[start Dataset content]

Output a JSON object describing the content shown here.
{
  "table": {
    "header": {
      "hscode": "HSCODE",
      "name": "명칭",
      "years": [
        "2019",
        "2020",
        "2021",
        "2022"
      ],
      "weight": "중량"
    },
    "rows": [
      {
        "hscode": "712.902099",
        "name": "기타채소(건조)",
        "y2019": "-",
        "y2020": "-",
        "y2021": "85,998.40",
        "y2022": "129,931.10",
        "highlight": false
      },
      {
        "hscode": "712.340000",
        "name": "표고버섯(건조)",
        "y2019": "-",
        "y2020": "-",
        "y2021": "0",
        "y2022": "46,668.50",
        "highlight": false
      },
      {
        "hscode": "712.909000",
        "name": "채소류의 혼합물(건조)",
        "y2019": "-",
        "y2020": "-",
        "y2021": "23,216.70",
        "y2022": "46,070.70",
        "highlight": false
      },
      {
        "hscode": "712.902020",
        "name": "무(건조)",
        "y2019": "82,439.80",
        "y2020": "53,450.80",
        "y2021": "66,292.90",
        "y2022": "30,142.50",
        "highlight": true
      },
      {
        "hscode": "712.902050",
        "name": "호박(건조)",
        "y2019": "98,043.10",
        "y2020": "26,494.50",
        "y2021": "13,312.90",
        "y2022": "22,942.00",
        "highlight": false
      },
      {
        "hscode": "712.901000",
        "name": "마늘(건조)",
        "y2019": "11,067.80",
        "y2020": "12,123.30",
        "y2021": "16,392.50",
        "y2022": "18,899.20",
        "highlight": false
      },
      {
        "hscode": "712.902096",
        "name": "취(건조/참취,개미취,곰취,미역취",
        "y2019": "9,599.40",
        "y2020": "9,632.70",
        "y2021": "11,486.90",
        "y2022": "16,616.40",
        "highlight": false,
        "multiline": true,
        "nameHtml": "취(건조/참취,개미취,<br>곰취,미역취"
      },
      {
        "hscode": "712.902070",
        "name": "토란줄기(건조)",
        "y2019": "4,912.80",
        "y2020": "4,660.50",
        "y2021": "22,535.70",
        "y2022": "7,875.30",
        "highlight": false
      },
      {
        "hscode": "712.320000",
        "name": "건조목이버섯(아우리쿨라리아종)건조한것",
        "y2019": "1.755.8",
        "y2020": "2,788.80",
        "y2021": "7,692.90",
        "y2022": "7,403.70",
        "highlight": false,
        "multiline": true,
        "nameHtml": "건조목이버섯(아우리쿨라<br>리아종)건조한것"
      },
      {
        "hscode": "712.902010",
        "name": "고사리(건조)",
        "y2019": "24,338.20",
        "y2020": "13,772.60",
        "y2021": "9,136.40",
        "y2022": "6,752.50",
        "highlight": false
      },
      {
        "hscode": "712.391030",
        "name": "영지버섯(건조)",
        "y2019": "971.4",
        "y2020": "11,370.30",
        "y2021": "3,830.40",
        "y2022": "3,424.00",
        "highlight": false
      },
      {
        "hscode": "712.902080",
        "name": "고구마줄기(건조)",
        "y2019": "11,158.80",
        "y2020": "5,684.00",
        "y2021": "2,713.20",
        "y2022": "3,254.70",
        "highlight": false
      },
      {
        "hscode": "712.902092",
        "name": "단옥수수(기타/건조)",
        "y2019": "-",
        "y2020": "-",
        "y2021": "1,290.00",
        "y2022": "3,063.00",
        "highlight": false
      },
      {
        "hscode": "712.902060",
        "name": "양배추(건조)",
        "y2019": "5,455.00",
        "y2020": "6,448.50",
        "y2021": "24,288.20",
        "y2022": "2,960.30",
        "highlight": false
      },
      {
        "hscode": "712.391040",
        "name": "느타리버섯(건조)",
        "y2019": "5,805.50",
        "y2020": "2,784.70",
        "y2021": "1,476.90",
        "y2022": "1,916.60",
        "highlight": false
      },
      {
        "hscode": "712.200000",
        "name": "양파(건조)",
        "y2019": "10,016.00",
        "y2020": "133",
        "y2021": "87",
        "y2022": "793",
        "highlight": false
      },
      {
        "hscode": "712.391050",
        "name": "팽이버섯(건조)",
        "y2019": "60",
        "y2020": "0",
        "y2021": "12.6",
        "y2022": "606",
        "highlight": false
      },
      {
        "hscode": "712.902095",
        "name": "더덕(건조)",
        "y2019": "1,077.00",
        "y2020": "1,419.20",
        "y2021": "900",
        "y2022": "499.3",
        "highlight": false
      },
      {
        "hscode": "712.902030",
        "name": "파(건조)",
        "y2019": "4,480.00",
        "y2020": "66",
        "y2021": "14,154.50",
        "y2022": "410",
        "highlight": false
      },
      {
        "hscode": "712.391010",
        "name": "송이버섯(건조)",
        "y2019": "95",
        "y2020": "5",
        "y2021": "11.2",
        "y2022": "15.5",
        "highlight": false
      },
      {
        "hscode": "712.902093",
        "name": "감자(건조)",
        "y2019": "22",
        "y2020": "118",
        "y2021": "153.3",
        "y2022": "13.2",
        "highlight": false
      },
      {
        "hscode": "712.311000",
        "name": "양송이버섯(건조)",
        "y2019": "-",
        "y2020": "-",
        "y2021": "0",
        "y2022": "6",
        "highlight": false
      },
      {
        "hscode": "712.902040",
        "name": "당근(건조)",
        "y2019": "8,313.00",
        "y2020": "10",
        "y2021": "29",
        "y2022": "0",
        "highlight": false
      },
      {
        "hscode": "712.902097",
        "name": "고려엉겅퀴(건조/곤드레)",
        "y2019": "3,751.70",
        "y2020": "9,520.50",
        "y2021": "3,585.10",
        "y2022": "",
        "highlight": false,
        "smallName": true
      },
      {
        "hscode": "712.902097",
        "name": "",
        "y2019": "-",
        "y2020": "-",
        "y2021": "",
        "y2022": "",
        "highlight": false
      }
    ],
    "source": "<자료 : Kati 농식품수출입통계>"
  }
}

[end Dataset content]

▸ **Required work**
Copy every line of the material, please, keeping it exactly the same.

▸ **The answer**
Output a JSON object describing the content shown here.
{
  "table": {
    "header": {
      "hscode": "HSCODE",
      "name": "명칭",
      "years": [
        "2019",
        "2020",
        "2021",
        "2022"
      ],
      "weight": "중량"
    },
    "rows": [
      {
        "hscode": "712.902099",
        "name": "기타채소(건조)",
        "y2019": "-",
        "y2020": "-",
        "y2021": "85,998.40",
        "y2022": "129,931.10",
        "highlight": false
      },
      {
        "hscode": "712.340000",
        "name": "표고버섯(건조)",
        "y2019": "-",
        "y2020": "-",
        "y2021": "0",
        "y2022": "46,668.50",
        "highlight": false
      },
      {
        "hscode": "712.909000",
        "name": "채소류의 혼합물(건조)",
        "y2019": "-",
        "y2020": "-",
        "y2021": "23,216.70",
        "y2022": "46,070.70",
        "highlight": false
      },
      {
        "hscode": "712.902020",
        "name": "무(건조)",
        "y2019": "82,439.80",
        "y2020": "53,450.80",
        "y2021": "66,292.90",
        "y2022": "30,142.50",
        "highlight": true
      },
      {
        "hscode": "712.902050",
        "name": "호박(건조)",
        "y2019": "98,043.10",
        "y2020": "26,494.50",
        "y2021": "13,312.90",
        "y2022": "22,942.00",
        "highlight": false
      },
      {
        "hscode": "712.901000",
        "name": "마늘(건조)",
        "y2019": "11,067.80",
        "y2020": "12,123.30",
        "y2021": "16,392.50",
        "y2022": "18,899.20",
        "highlight": false
      },
      {
        "hscode": "712.902096",
        "name": "취(건조/참취,개미취,곰취,미역취",
        "y2019": "9,599.40",
        "y2020": "9,632.70",
        "y2021": "11,486.90",
        "y2022": "16,616.40",
        "highlight": false,
        "multiline": true,
        "nameHtml": "취(건조/참취,개미취,<br>곰취,미역취"
      },
      {
        "hscode": "712.902070",
        "name": "토란줄기(건조)",
        "y2019": "4,912.80",
        "y2020": "4,660.50",
        "y2021": "22,535.70",
        "y2022": "7,875.30",
        "highlight": false
      },
      {
        "hscode": "712.320000",
        "name": "건조목이버섯(아우리쿨라리아종)건조한것",
        "y2019": "1.755.8",
        "y2020": "2,788.80",
        "y2021": "7,692.90",
        "y2022": "7,403.70",
        "highlight": false,
        "multiline": true,
        "nameHtml": "건조목이버섯(아우리쿨라<br>리아종)건조한것"
      },
      {
        "hscode": "712.902010",
        "name": "고사리(건조)",
        "y2019": "24,338.20",
        "y2020": "13,772.60",
        "y2021": "9,136.40",
        "y2022": "6,752.50",
        "highlight": false
      },
      {
        "hscode": "712.391030",
        "name": "영지버섯(건조)",
        "y2019": "971.4",
        "y2020": "11,370.30",
        "y2021": "3,830.40",
        "y2022": "3,424.00",
        "highlight": false
      },
      {
        "hscode": "712.902080",
        "name": "고구마줄기(건조)",
        "y2019": "11,158.80",
        "y2020": "5,684.00",
        "y2021": "2,713.20",
        "y2022": "3,254.70",
        "highlight": false
      },
      {
        "hscode": "712.902092",
        "name": "단옥수수(기타/건조)",
        "y2019": "-",
        "y2020": "-",
        "y2021": "1,290.00",
        "y2022": "3,063.00",
        "highlight": false
      },
      {
        "hscode": "712.902060",
        "name": "양배추(건조)",
        "y2019": "5,455.00",
        "y2020": "6,448.50",
        "y2021": "24,288.20",
        "y2022": "2,960.30",
        "highlight": false
      },
      {
        "hscode": "712.391040",
        "name": "느타리버섯(건조)",
        "y2019": "5,805.50",
        "y2020": "2,784.70",
        "y2021": "1,476.90",
        "y2022": "1,916.60",
        "highlight": false
      },
      {
        "hscode": "712.200000",
        "name": "양파(건조)",
        "y2019": "10,016.00",
        "y2020": "133",
        "y2021": "87",
        "y2022": "793",
        "highlight": false
      },
      {
        "hscode": "712.391050",
        "name": "팽이버섯(건조)",
        "y2019": "60",
        "y2020": "0",
        "y2021": "12.6",
        "y2022": "606",
        "highlight": false
      },
      {
        "hscode": "712.902095",
        "name": "더덕(건조)",
        "y2019": "1,077.00",
        "y2020": "1,419.20",
        "y2021": "900",
        "y2022": "499.3",
        "highlight": false
      },
      {
        "hscode": "712.902030",
        "name": "파(건조)",
        "y2019": "4,480.00",
        "y2020": "66",
        "y2021": "14,154.50",
        "y2022": "410",
        "highlight": false
      },
      {
        "hscode": "712.391010",
        "name": "송이버섯(건조)",
        "y2019": "95",
        "y2020": "5",
        "y2021": "11.2",
        "y2022": "15.5",
        "highlight": false
      },
      {
        "hscode": "712.902093",
        "name": "감자(건조)",
        "y2019": "22",
        "y2020": "118",
        "y2021": "153.3",
        "y2022": "13.2",
        "highlight": false
      },
      {
        "hscode": "712.311000",
        "name": "양송이버섯(건조)",
        "y2019": "-",
        "y2020": "-",
        "y2021": "0",
        "y2022": "6",
        "highlight": false
      },
      {
        "hscode": "712.902040",
        "name": "당근(건조)",
        "y2019": "8,313.00",
        "y2020": "10",
        "y2021": "29",
        "y2022": "0",
        "highlight": false
      },
      {
        "hscode": "712.902097",
        "name": "고려엉겅퀴(건조/곤드레)",
        "y2019": "3,751.70",
        "y2020": "9,520.50",
        "y2021": "3,585.10",
        "y2022": "",
        "highlight": false,
        "smallName": true
      },
      {
        "hscode": "712.902097",
        "name": "",
        "y2019": "-",
        "y2020": "-",
        "y2021": "",
        "y2022": "",
        "highlight": false
      }
    ],
    "source": "<자료 : Kati 농식품수출입통계>"
  }
}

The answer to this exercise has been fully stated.